ACTIVITY
The reply should be the records repeated exactly, without any images.

TASK DATA
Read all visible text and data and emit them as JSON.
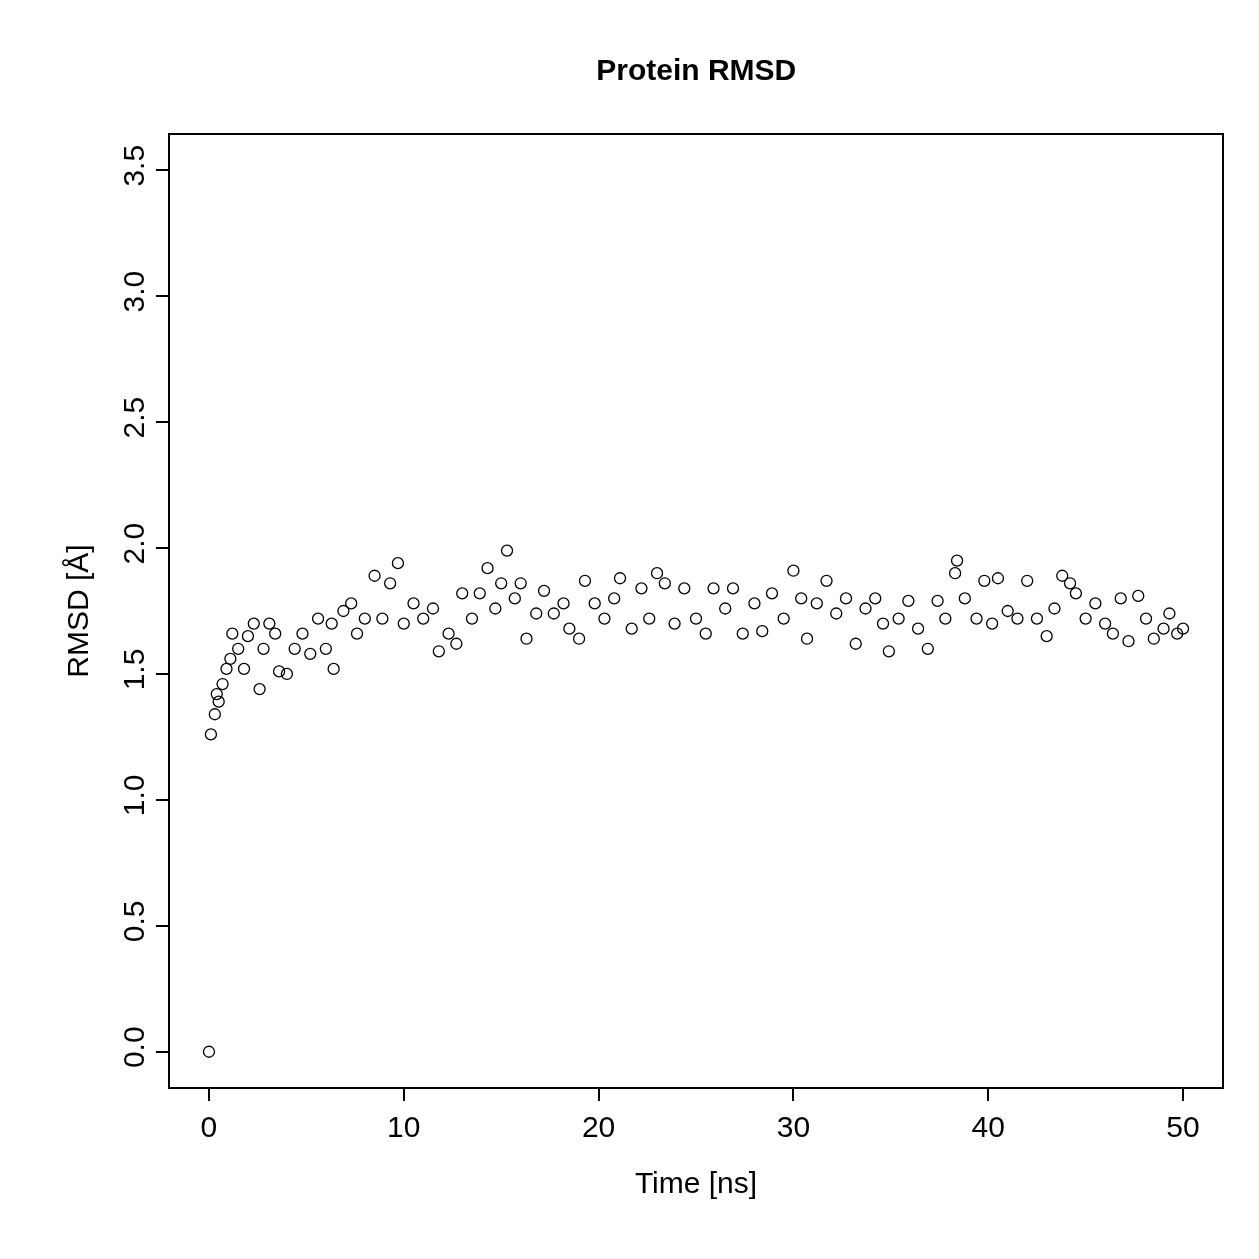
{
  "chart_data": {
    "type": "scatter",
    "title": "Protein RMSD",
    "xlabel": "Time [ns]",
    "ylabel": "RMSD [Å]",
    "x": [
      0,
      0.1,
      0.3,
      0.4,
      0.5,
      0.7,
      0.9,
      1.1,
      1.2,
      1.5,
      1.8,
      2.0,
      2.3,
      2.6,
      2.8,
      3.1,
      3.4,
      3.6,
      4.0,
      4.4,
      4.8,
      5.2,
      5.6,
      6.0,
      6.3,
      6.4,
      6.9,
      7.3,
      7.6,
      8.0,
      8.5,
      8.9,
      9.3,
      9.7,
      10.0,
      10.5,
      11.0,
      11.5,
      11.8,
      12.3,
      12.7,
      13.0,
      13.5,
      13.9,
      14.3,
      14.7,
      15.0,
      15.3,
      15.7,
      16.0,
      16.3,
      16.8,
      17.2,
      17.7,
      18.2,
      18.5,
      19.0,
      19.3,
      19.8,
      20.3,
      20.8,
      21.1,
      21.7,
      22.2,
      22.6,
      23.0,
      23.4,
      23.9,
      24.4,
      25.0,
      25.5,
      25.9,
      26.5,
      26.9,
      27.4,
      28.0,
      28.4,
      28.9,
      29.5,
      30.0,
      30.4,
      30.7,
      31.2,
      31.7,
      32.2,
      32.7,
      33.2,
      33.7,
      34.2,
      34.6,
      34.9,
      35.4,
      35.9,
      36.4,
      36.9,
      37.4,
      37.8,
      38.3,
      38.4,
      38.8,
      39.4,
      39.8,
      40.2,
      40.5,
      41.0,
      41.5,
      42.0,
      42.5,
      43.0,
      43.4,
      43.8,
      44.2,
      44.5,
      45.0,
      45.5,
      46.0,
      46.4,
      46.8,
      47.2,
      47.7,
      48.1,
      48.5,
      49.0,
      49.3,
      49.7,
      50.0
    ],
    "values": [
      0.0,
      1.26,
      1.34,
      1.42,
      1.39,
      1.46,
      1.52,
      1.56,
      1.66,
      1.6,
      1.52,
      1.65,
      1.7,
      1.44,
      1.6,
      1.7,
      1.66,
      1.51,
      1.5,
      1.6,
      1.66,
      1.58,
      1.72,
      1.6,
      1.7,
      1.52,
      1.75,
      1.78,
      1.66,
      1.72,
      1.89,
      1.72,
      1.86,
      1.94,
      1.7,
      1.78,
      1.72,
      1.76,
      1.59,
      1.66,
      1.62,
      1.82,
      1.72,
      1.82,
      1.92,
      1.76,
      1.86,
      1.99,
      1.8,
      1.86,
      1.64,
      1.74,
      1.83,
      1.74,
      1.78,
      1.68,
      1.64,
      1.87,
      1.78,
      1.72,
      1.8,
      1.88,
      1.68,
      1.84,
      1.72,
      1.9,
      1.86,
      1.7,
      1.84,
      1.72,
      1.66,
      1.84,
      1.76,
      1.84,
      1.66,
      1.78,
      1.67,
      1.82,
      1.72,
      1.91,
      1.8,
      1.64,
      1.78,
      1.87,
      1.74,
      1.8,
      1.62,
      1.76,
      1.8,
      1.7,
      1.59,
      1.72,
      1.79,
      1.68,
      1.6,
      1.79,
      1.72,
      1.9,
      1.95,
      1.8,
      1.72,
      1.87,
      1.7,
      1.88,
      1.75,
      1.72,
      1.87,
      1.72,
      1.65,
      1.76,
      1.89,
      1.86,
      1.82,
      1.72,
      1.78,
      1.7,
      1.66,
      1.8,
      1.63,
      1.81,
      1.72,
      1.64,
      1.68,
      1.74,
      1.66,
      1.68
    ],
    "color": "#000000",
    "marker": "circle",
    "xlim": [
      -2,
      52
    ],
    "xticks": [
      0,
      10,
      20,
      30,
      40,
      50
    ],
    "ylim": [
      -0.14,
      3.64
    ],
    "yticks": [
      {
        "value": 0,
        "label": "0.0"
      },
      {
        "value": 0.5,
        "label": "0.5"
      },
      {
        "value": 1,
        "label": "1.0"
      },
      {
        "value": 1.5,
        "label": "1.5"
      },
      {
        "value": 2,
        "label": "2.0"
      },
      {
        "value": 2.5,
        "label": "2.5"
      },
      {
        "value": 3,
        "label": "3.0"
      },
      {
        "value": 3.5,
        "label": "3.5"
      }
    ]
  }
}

SOLUTION TO THIS TASK
Read all visible text and data and emit them as JSON.
{
  "chart_data": {
    "type": "scatter",
    "title": "Protein RMSD",
    "xlabel": "Time [ns]",
    "ylabel": "RMSD [Å]",
    "x": [
      0,
      0.1,
      0.3,
      0.4,
      0.5,
      0.7,
      0.9,
      1.1,
      1.2,
      1.5,
      1.8,
      2.0,
      2.3,
      2.6,
      2.8,
      3.1,
      3.4,
      3.6,
      4.0,
      4.4,
      4.8,
      5.2,
      5.6,
      6.0,
      6.3,
      6.4,
      6.9,
      7.3,
      7.6,
      8.0,
      8.5,
      8.9,
      9.3,
      9.7,
      10.0,
      10.5,
      11.0,
      11.5,
      11.8,
      12.3,
      12.7,
      13.0,
      13.5,
      13.9,
      14.3,
      14.7,
      15.0,
      15.3,
      15.7,
      16.0,
      16.3,
      16.8,
      17.2,
      17.7,
      18.2,
      18.5,
      19.0,
      19.3,
      19.8,
      20.3,
      20.8,
      21.1,
      21.7,
      22.2,
      22.6,
      23.0,
      23.4,
      23.9,
      24.4,
      25.0,
      25.5,
      25.9,
      26.5,
      26.9,
      27.4,
      28.0,
      28.4,
      28.9,
      29.5,
      30.0,
      30.4,
      30.7,
      31.2,
      31.7,
      32.2,
      32.7,
      33.2,
      33.7,
      34.2,
      34.6,
      34.9,
      35.4,
      35.9,
      36.4,
      36.9,
      37.4,
      37.8,
      38.3,
      38.4,
      38.8,
      39.4,
      39.8,
      40.2,
      40.5,
      41.0,
      41.5,
      42.0,
      42.5,
      43.0,
      43.4,
      43.8,
      44.2,
      44.5,
      45.0,
      45.5,
      46.0,
      46.4,
      46.8,
      47.2,
      47.7,
      48.1,
      48.5,
      49.0,
      49.3,
      49.7,
      50.0
    ],
    "values": [
      0.0,
      1.26,
      1.34,
      1.42,
      1.39,
      1.46,
      1.52,
      1.56,
      1.66,
      1.6,
      1.52,
      1.65,
      1.7,
      1.44,
      1.6,
      1.7,
      1.66,
      1.51,
      1.5,
      1.6,
      1.66,
      1.58,
      1.72,
      1.6,
      1.7,
      1.52,
      1.75,
      1.78,
      1.66,
      1.72,
      1.89,
      1.72,
      1.86,
      1.94,
      1.7,
      1.78,
      1.72,
      1.76,
      1.59,
      1.66,
      1.62,
      1.82,
      1.72,
      1.82,
      1.92,
      1.76,
      1.86,
      1.99,
      1.8,
      1.86,
      1.64,
      1.74,
      1.83,
      1.74,
      1.78,
      1.68,
      1.64,
      1.87,
      1.78,
      1.72,
      1.8,
      1.88,
      1.68,
      1.84,
      1.72,
      1.9,
      1.86,
      1.7,
      1.84,
      1.72,
      1.66,
      1.84,
      1.76,
      1.84,
      1.66,
      1.78,
      1.67,
      1.82,
      1.72,
      1.91,
      1.8,
      1.64,
      1.78,
      1.87,
      1.74,
      1.8,
      1.62,
      1.76,
      1.8,
      1.7,
      1.59,
      1.72,
      1.79,
      1.68,
      1.6,
      1.79,
      1.72,
      1.9,
      1.95,
      1.8,
      1.72,
      1.87,
      1.7,
      1.88,
      1.75,
      1.72,
      1.87,
      1.72,
      1.65,
      1.76,
      1.89,
      1.86,
      1.82,
      1.72,
      1.78,
      1.7,
      1.66,
      1.8,
      1.63,
      1.81,
      1.72,
      1.64,
      1.68,
      1.74,
      1.66,
      1.68
    ],
    "color": "#000000",
    "marker": "circle",
    "xlim": [
      -2,
      52
    ],
    "xticks": [
      0,
      10,
      20,
      30,
      40,
      50
    ],
    "ylim": [
      -0.14,
      3.64
    ],
    "yticks": [
      {
        "value": 0,
        "label": "0.0"
      },
      {
        "value": 0.5,
        "label": "0.5"
      },
      {
        "value": 1,
        "label": "1.0"
      },
      {
        "value": 1.5,
        "label": "1.5"
      },
      {
        "value": 2,
        "label": "2.0"
      },
      {
        "value": 2.5,
        "label": "2.5"
      },
      {
        "value": 3,
        "label": "3.0"
      },
      {
        "value": 3.5,
        "label": "3.5"
      }
    ]
  }
}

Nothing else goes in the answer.